__To do__: Scan the data beneath this task and copy each line that includes "frac".

Data records:

------------------------------------------------

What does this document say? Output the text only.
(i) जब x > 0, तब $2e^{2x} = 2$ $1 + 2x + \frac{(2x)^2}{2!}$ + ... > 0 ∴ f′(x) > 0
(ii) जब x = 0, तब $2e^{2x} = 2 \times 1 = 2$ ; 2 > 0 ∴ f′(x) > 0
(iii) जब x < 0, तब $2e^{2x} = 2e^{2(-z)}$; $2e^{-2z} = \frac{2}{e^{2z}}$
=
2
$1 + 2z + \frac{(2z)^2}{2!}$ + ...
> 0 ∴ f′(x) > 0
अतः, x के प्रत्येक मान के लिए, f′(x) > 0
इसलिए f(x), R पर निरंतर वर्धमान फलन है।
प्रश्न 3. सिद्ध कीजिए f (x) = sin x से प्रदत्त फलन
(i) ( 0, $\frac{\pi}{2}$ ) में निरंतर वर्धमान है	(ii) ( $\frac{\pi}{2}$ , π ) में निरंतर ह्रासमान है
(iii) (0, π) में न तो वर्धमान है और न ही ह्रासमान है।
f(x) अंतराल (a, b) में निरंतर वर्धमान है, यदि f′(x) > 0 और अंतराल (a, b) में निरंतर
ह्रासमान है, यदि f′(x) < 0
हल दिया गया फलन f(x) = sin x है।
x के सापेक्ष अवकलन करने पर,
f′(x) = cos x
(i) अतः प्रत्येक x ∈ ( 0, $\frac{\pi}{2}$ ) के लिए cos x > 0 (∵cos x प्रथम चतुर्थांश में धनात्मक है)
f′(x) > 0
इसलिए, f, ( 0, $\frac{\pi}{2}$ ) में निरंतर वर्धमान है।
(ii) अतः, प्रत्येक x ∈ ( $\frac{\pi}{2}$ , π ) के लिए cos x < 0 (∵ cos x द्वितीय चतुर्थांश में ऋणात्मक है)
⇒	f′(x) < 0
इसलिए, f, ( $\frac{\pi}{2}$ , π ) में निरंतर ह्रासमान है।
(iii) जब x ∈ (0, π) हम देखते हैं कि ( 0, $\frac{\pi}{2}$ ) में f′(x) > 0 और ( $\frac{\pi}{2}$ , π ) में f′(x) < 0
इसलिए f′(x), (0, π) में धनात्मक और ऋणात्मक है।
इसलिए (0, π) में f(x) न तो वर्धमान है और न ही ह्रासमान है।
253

------------------------------------------------

__Full response__:
(i) जब x > 0, तब $2e^{2x} = 2$ $1 + 2x + \frac{(2x)^2}{2!}$ + ... > 0 ∴ f′(x) > 0
(iii) जब x < 0, तब $2e^{2x} = 2e^{2(-z)}$; $2e^{-2z} = \frac{2}{e^{2z}}$
$1 + 2z + \frac{(2z)^2}{2!}$ + ...
(i) ( 0, $\frac{\pi}{2}$ ) में निरंतर वर्धमान है	(ii) ( $\frac{\pi}{2}$ , π ) में निरंतर ह्रासमान है
(i) अतः प्रत्येक x ∈ ( 0, $\frac{\pi}{2}$ ) के लिए cos x > 0 (∵cos x प्रथम चतुर्थांश में धनात्मक है)
इसलिए, f, ( 0, $\frac{\pi}{2}$ ) में निरंतर वर्धमान है।
(ii) अतः, प्रत्येक x ∈ ( $\frac{\pi}{2}$ , π ) के लिए cos x < 0 (∵ cos x द्वितीय चतुर्थांश में ऋणात्मक है)
इसलिए, f, ( $\frac{\pi}{2}$ , π ) में निरंतर ह्रासमान है।
(iii) जब x ∈ (0, π) हम देखते हैं कि ( 0, $\frac{\pi}{2}$ ) में f′(x) > 0 और ( $\frac{\pi}{2}$ , π ) में f′(x) < 0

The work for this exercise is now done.